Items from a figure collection
········
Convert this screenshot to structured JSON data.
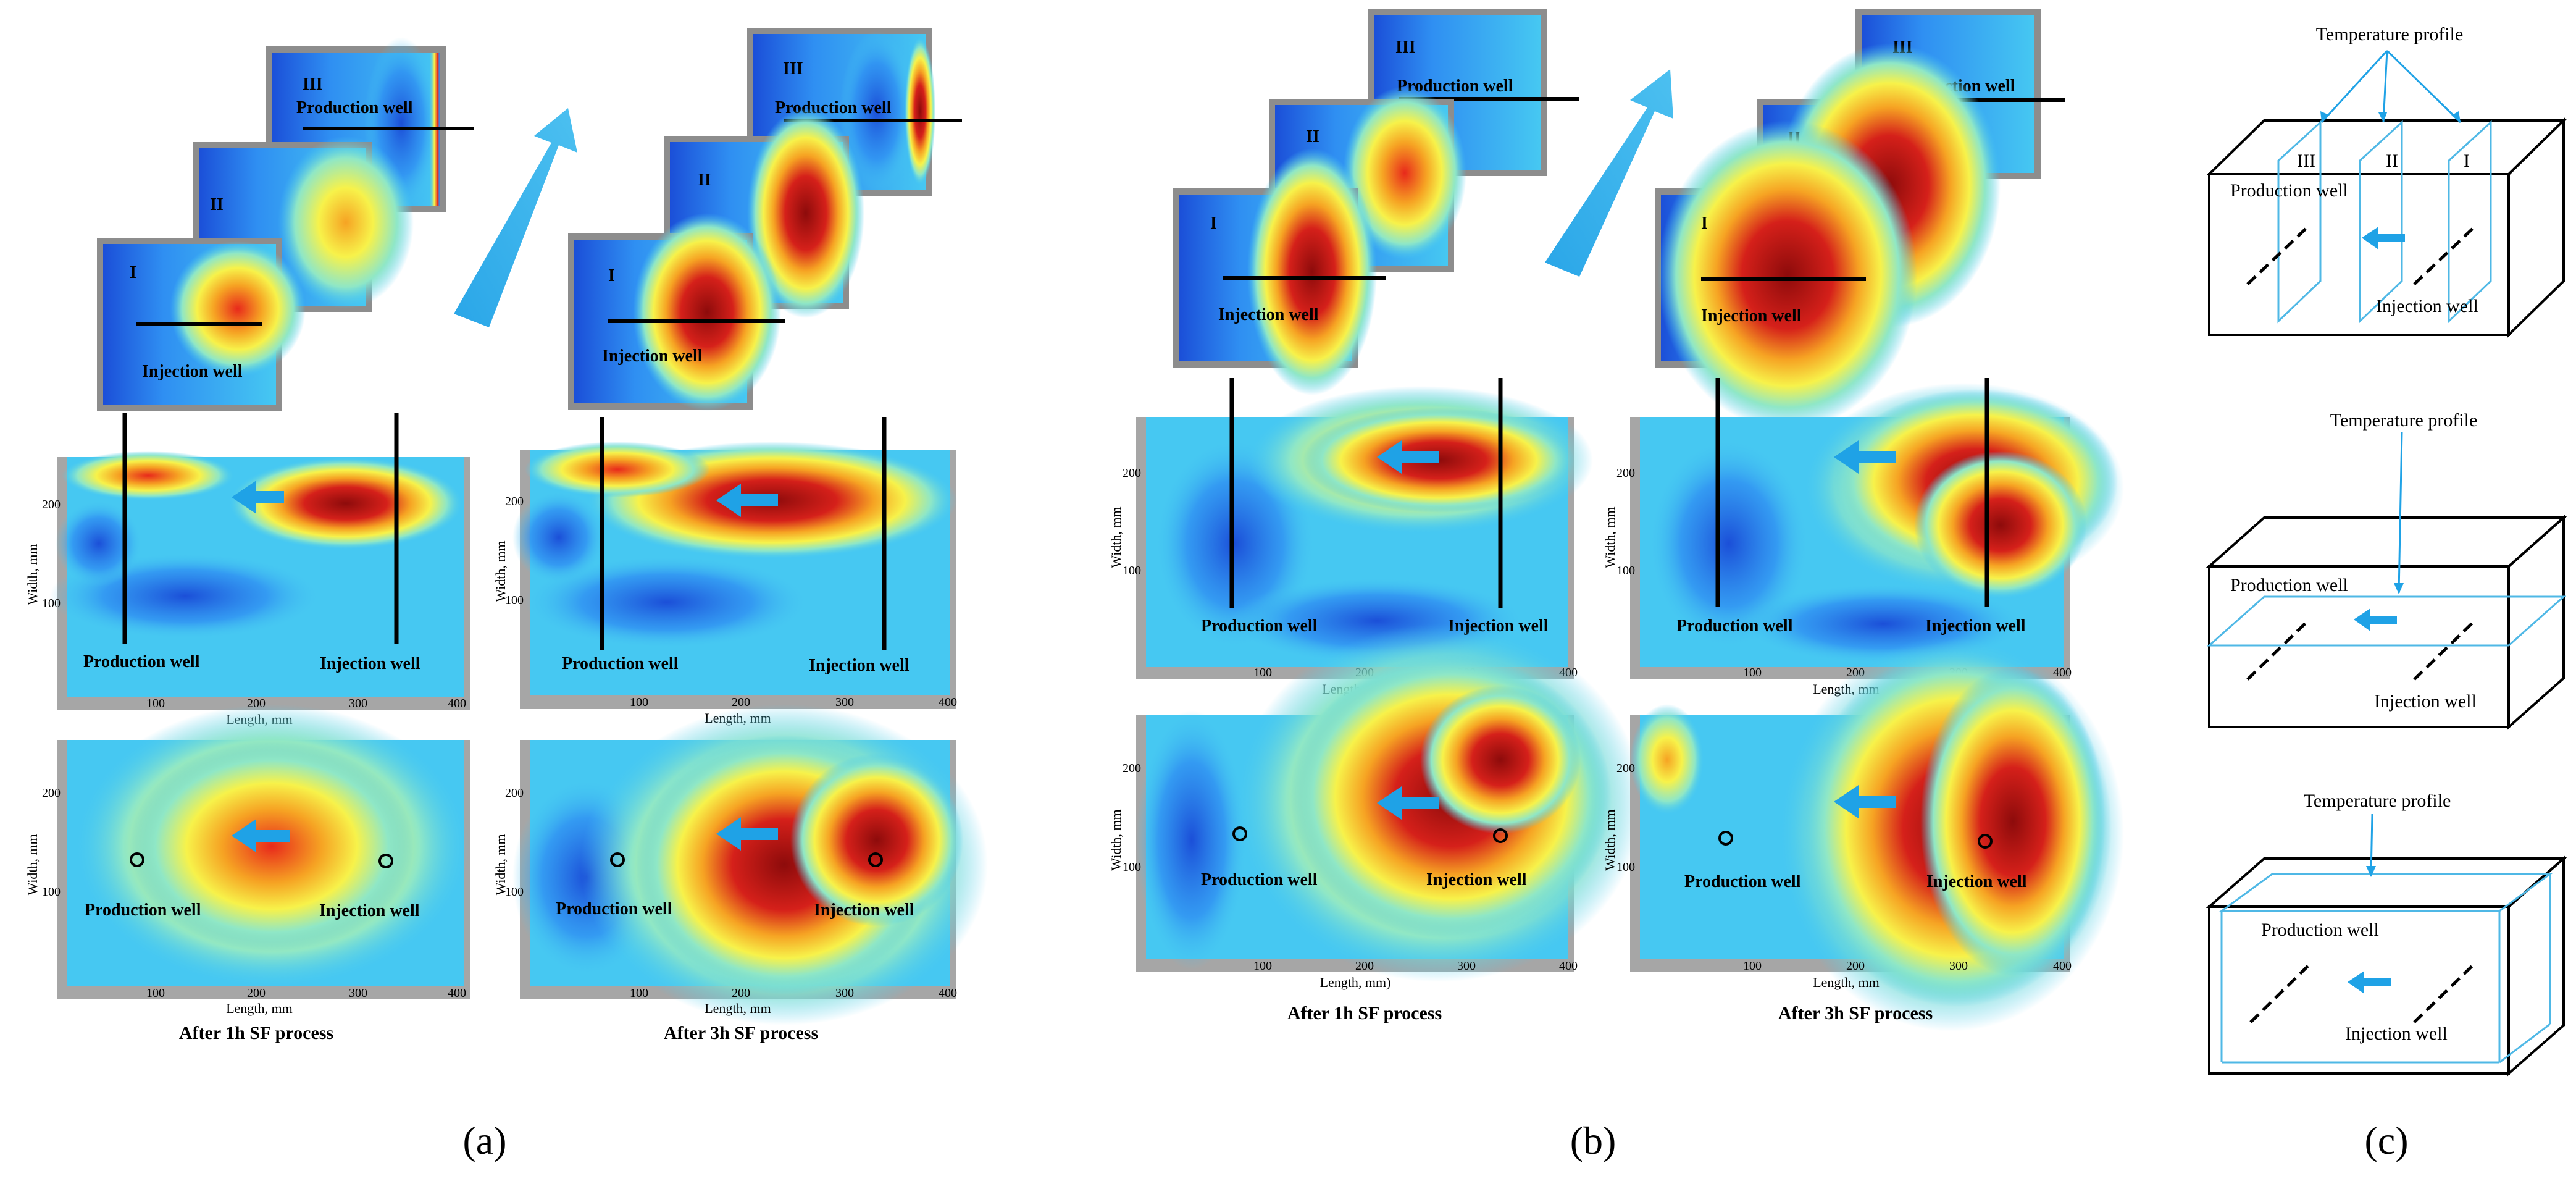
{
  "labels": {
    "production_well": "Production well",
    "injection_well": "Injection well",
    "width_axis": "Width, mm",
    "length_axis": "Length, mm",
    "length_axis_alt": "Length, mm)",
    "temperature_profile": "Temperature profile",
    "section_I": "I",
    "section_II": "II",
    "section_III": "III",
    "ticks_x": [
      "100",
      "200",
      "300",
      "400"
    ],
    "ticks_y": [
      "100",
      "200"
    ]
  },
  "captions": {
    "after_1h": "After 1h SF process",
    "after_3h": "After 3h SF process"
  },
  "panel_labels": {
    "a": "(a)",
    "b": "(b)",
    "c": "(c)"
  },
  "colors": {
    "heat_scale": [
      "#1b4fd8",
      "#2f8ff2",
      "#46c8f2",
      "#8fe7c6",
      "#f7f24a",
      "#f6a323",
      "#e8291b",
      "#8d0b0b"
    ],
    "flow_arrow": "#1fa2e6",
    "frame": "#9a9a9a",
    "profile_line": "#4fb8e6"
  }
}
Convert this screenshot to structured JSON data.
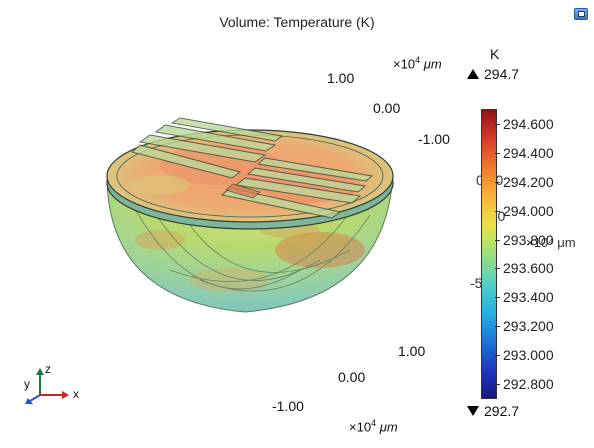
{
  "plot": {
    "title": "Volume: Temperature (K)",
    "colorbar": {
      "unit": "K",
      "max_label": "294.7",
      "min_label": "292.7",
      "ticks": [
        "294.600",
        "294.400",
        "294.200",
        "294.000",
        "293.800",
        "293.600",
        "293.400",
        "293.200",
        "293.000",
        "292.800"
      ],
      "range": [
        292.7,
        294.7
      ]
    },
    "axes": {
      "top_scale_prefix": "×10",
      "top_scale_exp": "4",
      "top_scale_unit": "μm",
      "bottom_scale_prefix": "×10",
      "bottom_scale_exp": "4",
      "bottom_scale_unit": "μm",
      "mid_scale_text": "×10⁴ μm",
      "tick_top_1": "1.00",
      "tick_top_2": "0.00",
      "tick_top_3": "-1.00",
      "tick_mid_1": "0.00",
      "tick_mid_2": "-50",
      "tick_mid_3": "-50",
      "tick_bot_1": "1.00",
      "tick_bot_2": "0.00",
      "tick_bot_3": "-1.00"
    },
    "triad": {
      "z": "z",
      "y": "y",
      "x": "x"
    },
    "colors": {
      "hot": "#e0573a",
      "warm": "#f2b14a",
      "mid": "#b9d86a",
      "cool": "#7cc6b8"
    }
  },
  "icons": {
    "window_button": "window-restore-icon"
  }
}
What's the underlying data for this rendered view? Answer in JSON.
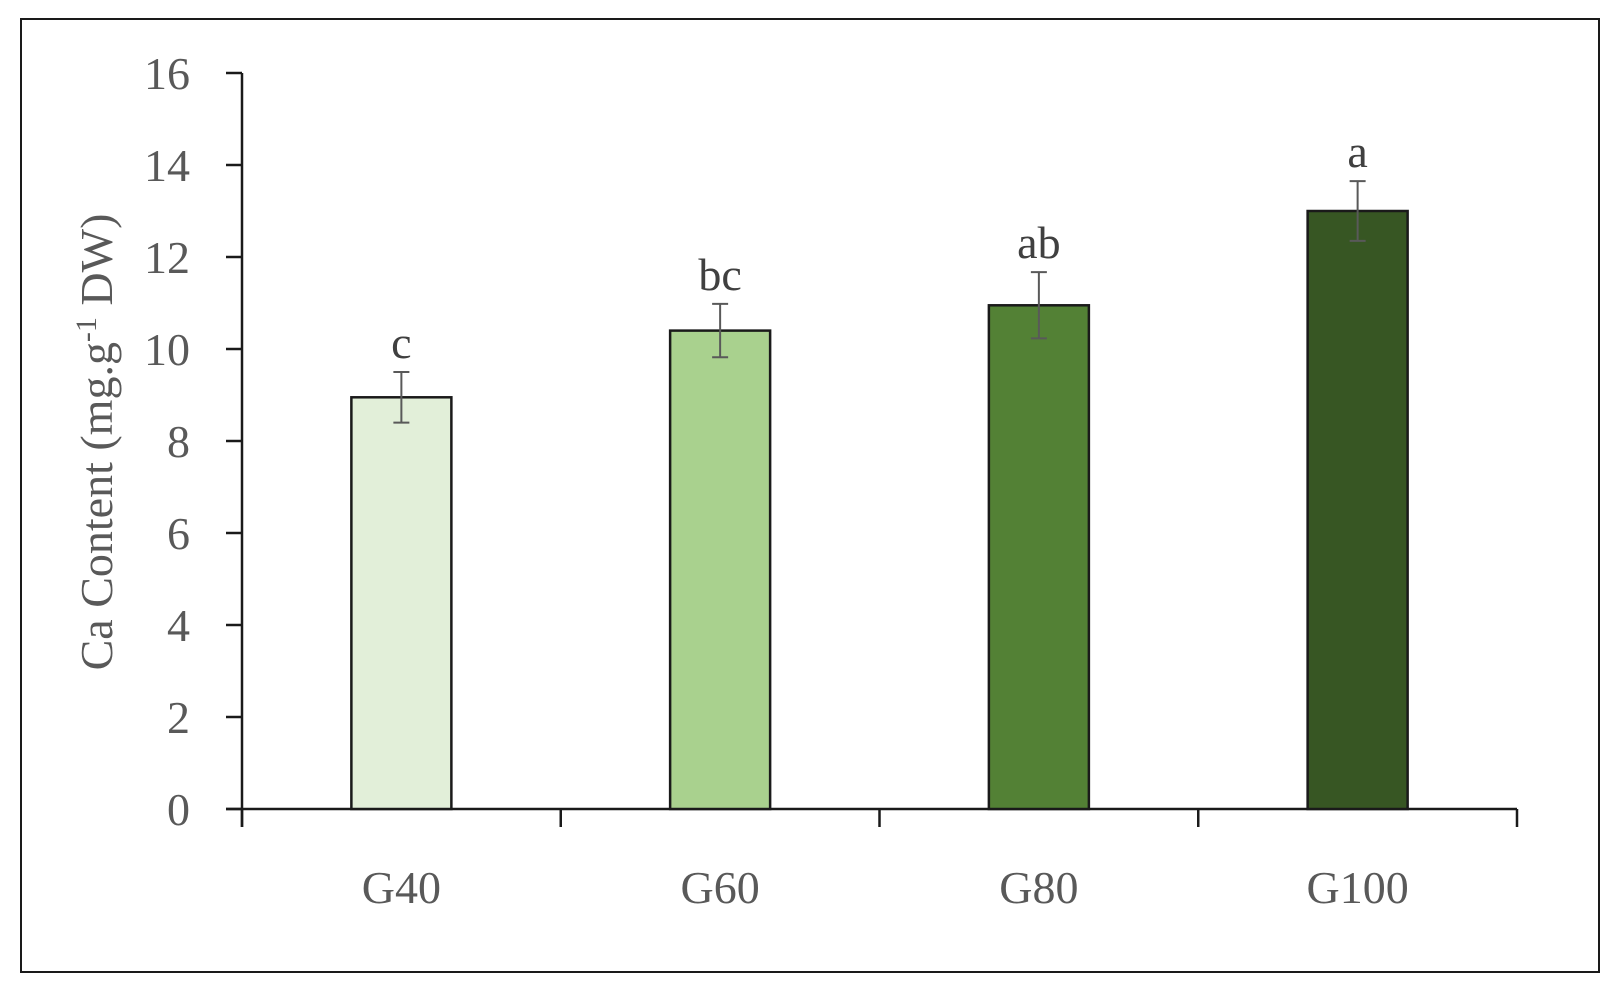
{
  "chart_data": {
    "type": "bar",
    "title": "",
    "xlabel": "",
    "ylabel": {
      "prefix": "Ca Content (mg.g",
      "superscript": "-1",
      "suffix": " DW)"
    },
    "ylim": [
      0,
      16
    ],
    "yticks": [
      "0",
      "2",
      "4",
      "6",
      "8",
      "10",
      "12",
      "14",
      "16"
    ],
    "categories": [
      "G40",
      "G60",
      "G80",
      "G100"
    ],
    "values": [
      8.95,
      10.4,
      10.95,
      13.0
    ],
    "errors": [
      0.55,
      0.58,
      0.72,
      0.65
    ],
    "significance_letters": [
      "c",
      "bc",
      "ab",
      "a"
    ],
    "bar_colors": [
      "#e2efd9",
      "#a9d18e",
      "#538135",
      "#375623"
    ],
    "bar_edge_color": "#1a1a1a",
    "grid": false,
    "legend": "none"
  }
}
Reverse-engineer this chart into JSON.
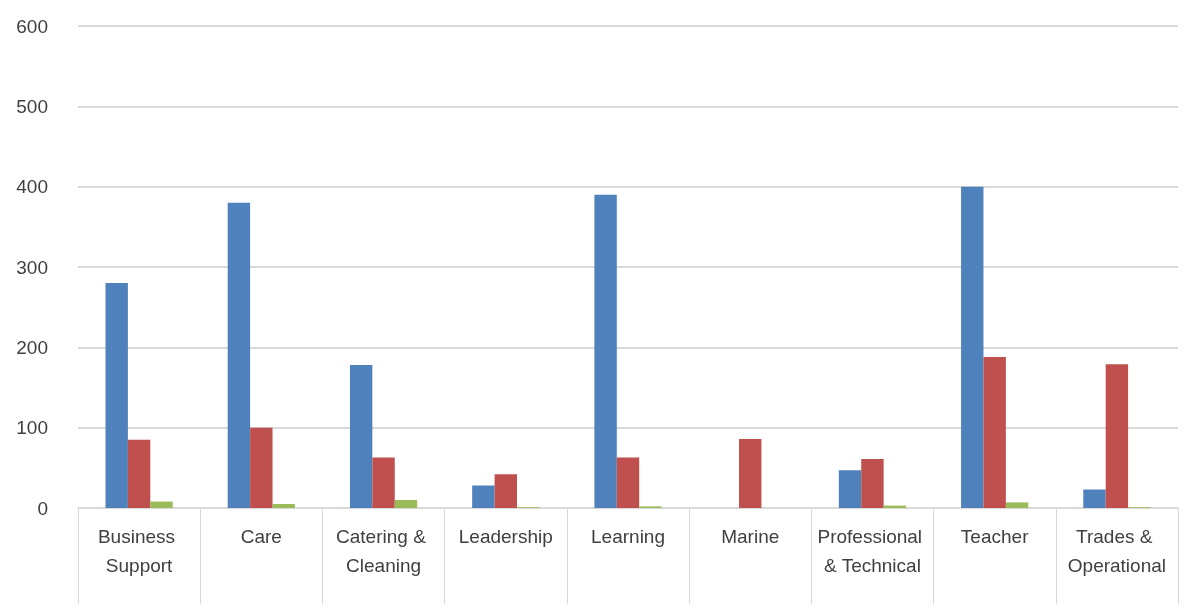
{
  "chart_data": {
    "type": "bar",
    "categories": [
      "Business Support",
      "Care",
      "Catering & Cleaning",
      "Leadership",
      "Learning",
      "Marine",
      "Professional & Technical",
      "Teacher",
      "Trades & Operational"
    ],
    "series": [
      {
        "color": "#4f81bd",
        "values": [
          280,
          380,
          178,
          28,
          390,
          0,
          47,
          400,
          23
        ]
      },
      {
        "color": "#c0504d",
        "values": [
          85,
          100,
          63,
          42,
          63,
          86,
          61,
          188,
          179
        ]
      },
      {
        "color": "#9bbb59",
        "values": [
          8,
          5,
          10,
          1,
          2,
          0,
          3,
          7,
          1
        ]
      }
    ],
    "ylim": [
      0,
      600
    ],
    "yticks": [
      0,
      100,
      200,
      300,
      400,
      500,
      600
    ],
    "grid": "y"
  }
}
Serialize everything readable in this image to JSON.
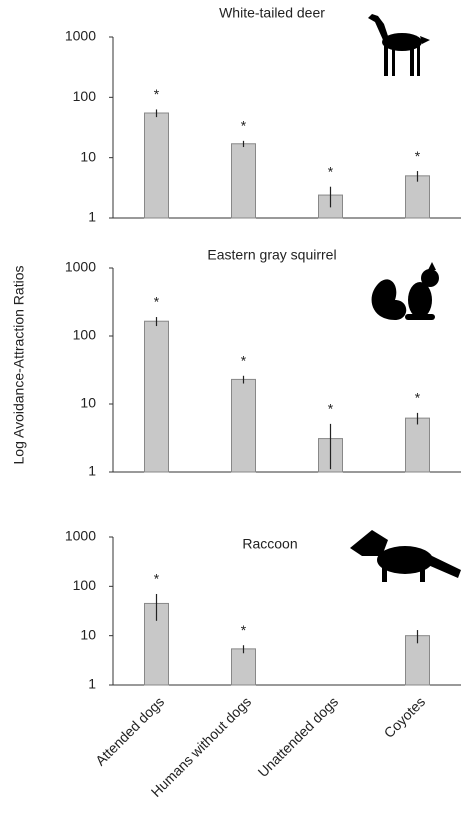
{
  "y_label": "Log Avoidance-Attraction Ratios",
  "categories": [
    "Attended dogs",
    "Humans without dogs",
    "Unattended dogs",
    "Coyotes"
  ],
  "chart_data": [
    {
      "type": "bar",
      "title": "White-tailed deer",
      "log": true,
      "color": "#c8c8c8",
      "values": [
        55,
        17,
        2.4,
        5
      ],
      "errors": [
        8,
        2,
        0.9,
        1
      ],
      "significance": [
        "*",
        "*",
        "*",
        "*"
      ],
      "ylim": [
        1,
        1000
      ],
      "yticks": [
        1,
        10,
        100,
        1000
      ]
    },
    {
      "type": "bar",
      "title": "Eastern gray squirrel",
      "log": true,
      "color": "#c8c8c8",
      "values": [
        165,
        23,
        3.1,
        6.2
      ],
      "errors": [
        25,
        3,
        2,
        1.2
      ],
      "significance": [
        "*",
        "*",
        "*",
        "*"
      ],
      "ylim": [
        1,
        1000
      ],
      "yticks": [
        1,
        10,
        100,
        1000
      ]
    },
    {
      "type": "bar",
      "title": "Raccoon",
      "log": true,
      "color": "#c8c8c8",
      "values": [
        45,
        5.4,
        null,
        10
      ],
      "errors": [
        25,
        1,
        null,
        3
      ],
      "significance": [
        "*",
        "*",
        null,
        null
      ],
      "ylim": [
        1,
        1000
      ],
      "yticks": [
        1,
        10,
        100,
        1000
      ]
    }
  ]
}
········
Copy each line that holds the word "JSON".

Convert this screenshot to structured JSON data.
Convert this screenshot to structured JSON data.
What's the underlying data for this rendered view? Answer in JSON.
Reverse-engineer this chart into JSON.
Serialize everything readable in this image to JSON.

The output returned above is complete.